# [GIVEN REQUEST 1]
Translate this sentence from the Route 66 excerpt into Spanish: "This 1.3-mile dirt section was the actual Route 66 roadway from 1926 to 1930, before the federal government funded a paved alignment along a slightly different route north of the original."
# [GIVEN REQUEST 2]
Please answer these questions using the Route 66 excerpt:
(a) During which years was the dirt section the actual Route 66 roadway?
(b) Which two places are named as seeing more visitor traffic than this location?
(c) Through which four states did the Ozark Trails Association's road network primarily run?

# [EXCERPT PROVIDED]
================================

Just as importantly for Route 66 enthusiasts, the obelisk marks the route of a surviving 1.3-mile stretch of the original 1926 Route 66 alignment — a dirt-and-gravel roadbed that has never been paved and remains in essentially its original condition as a so-called "improved" dirt road (a dirt road that was occasionally graveled and graded but never asphalted). This 1.3-mile dirt section was the actual Route 66 roadway from 1926 to 1930, before the federal government funded a paved alignment along a slightly different route north of the original. The dirt section is one of the few surviving stretches of Route 66 anywhere along the highway's 2,400-mile length where travelers can still drive on the actual original 1926 road surface.

For Route 66 enthusiasts and history-minded road-trippers, the combination of the Ozark Trail obelisk and the surviving dirt roadbed is one of the most rewarding hidden stops on the entire Oklahoma corridor. The location is unmarked by major tourism signage, sees relatively little visitor traffic compared to the Rock Café or the Skyliner Motel, and rewards visitors with a direct physical connection to Route 66's earliest years that no museum exhibit can match.

The Ozark Trails Association and the pre-Route 66 auto trail era

The Ozark Trails Association was a regional auto-trail organization founded in the early 1910s to construct, sign, and promote a network of long-distance roads across the Ozarks region — primarily through Missouri, Arkansas, Oklahoma, and Texas. The Association was one of dozens of similar organizations that emerged across the United States in the decade before federal highway standardization, when long-distance road travel was supported by a patchwork of named trails (the Lincoln Highway, the National Old Trails Road, the Bankhead Highway, and many others) rather than a unified numbered system.

================================

Rows from a dataset
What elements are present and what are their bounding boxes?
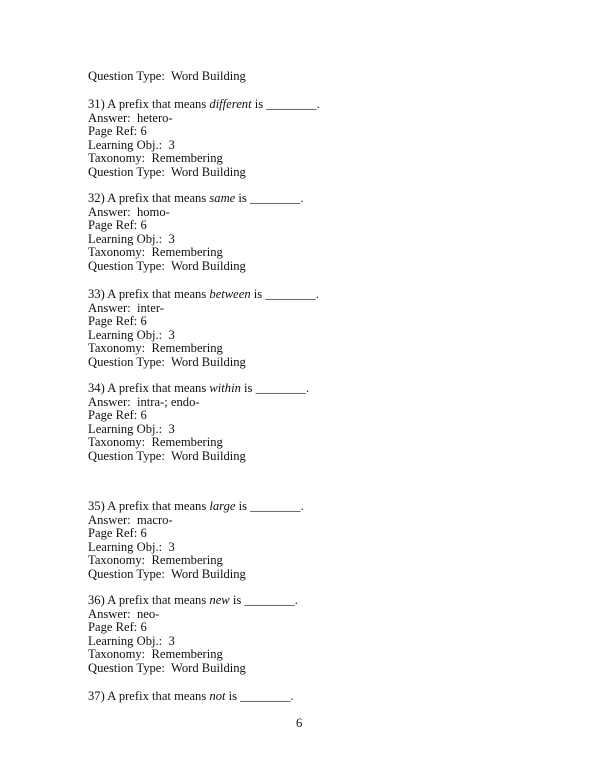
question-type-line: Question Type: Word Building (88, 660, 246, 675)
page-ref-line: Page Ref: 6 (88, 620, 147, 634)
stem-text: A prefix that means (107, 191, 210, 205)
taxonomy-line: Taxonomy: Remembering (88, 245, 223, 259)
question-type-line: Question Type: Word Building (88, 448, 246, 463)
page-ref-line: Page Ref: 6 (88, 218, 147, 232)
stem-emphasis: large (209, 499, 236, 513)
question-block (88, 288, 319, 369)
learning-objective-line: Learning Obj.: 3 (88, 137, 175, 152)
stem-emphasis: new (209, 593, 230, 607)
answer-line: Answer: neo- (88, 606, 160, 621)
stem-blank: is ________. (240, 381, 310, 395)
question-block (88, 382, 309, 463)
question-stem (88, 382, 309, 396)
page-ref-line: Page Ref: 6 (88, 314, 147, 328)
taxonomy-line: Taxonomy: Remembering (88, 435, 223, 449)
question-number: 33) (88, 287, 105, 301)
stem-emphasis: different (209, 97, 252, 111)
stem-blank: is ________. (250, 287, 319, 301)
stem-blank: is ________. (229, 593, 298, 607)
page-ref-line: Page Ref: 6 (88, 408, 147, 422)
taxonomy-line: Taxonomy: Remembering (88, 341, 223, 355)
question-stem (88, 594, 298, 608)
question-block (88, 98, 320, 179)
learning-objective-line: Learning Obj.: 3 (88, 231, 175, 246)
page-number: 6 (296, 716, 303, 730)
learning-objective-line: Learning Obj.: 3 (88, 633, 175, 648)
stem-emphasis: same (209, 191, 236, 205)
taxonomy-line: Taxonomy: Remembering (88, 647, 223, 661)
learning-objective-line: Learning Obj.: 3 (88, 539, 175, 554)
question-number: 36) (88, 593, 105, 607)
question-number: 31) (88, 97, 105, 111)
question-stem (88, 98, 320, 112)
header-question-type: Question Type: Word Building (88, 69, 246, 83)
page-ref-line: Page Ref: 6 (88, 526, 147, 540)
question-block (88, 192, 304, 273)
taxonomy-line: Taxonomy: Remembering (88, 151, 223, 165)
question-type-line: Question Type: Word Building (88, 258, 246, 273)
answer-line: Answer: inter- (88, 300, 164, 315)
learning-objective-line: Learning Obj.: 3 (88, 421, 175, 436)
answer-line: Answer: macro- (88, 512, 173, 527)
question-stem (88, 500, 304, 514)
question-block (88, 500, 304, 581)
question-type-line: Question Type: Word Building (88, 164, 246, 179)
stem-blank: is ________. (235, 191, 304, 205)
question-stem (88, 192, 304, 206)
stem-text: A prefix that means (107, 287, 210, 301)
answer-line: Answer: hetero- (88, 110, 173, 125)
answer-line: Answer: homo- (88, 204, 170, 219)
stem-emphasis: not (209, 689, 226, 703)
stem-text: A prefix that means (107, 499, 210, 513)
question-block (88, 594, 298, 675)
question-type-line: Question Type: Word Building (88, 566, 246, 581)
question-number: 34) (88, 381, 105, 395)
stem-emphasis: within (209, 381, 241, 395)
stem-blank: is ________. (225, 689, 294, 703)
stem-text: A prefix that means (107, 97, 210, 111)
stem-text: A prefix that means (107, 381, 210, 395)
stem-text: A prefix that means (107, 593, 210, 607)
question-block (88, 690, 294, 704)
learning-objective-line: Learning Obj.: 3 (88, 327, 175, 342)
stem-text: A prefix that means (107, 689, 210, 703)
answer-line: Answer: intra-; endo- (88, 394, 200, 409)
taxonomy-line: Taxonomy: Remembering (88, 553, 223, 567)
question-number: 37) (88, 689, 105, 703)
stem-blank: is ________. (251, 97, 320, 111)
question-number: 35) (88, 499, 105, 513)
page-ref-line: Page Ref: 6 (88, 124, 147, 138)
question-number: 32) (88, 191, 105, 205)
stem-emphasis: between (209, 287, 251, 301)
question-stem (88, 288, 319, 302)
question-stem (88, 690, 294, 704)
question-type-line: Question Type: Word Building (88, 354, 246, 369)
stem-blank: is ________. (235, 499, 304, 513)
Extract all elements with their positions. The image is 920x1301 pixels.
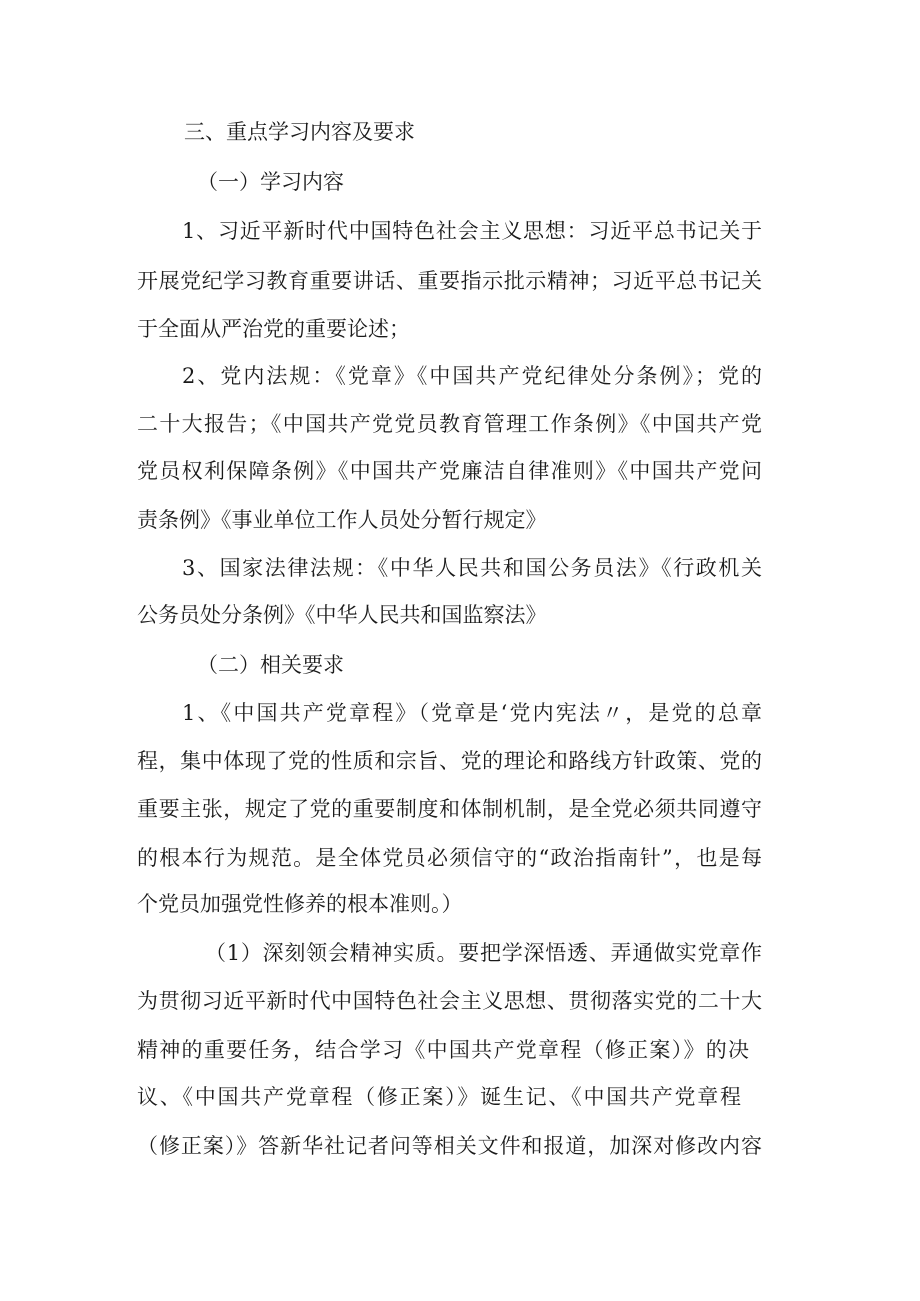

================================

# [PROBLEM SOLUTION 1]
Este tramo de tierra de 1,3 millas fue la verdadera carretera de la Ruta 66 desde 1926 hasta 1930, antes de que el gobierno federal financiara un trazado pavimentado a lo largo de una ruta ligeramente distinta al norte del original.

# [PROBLEM SOLUTION 2]
(a) From 1926 to 1930.
(b) The Rock Café and the Skyliner Motel.
(c) Missouri, Arkansas, Oklahoma, and Texas.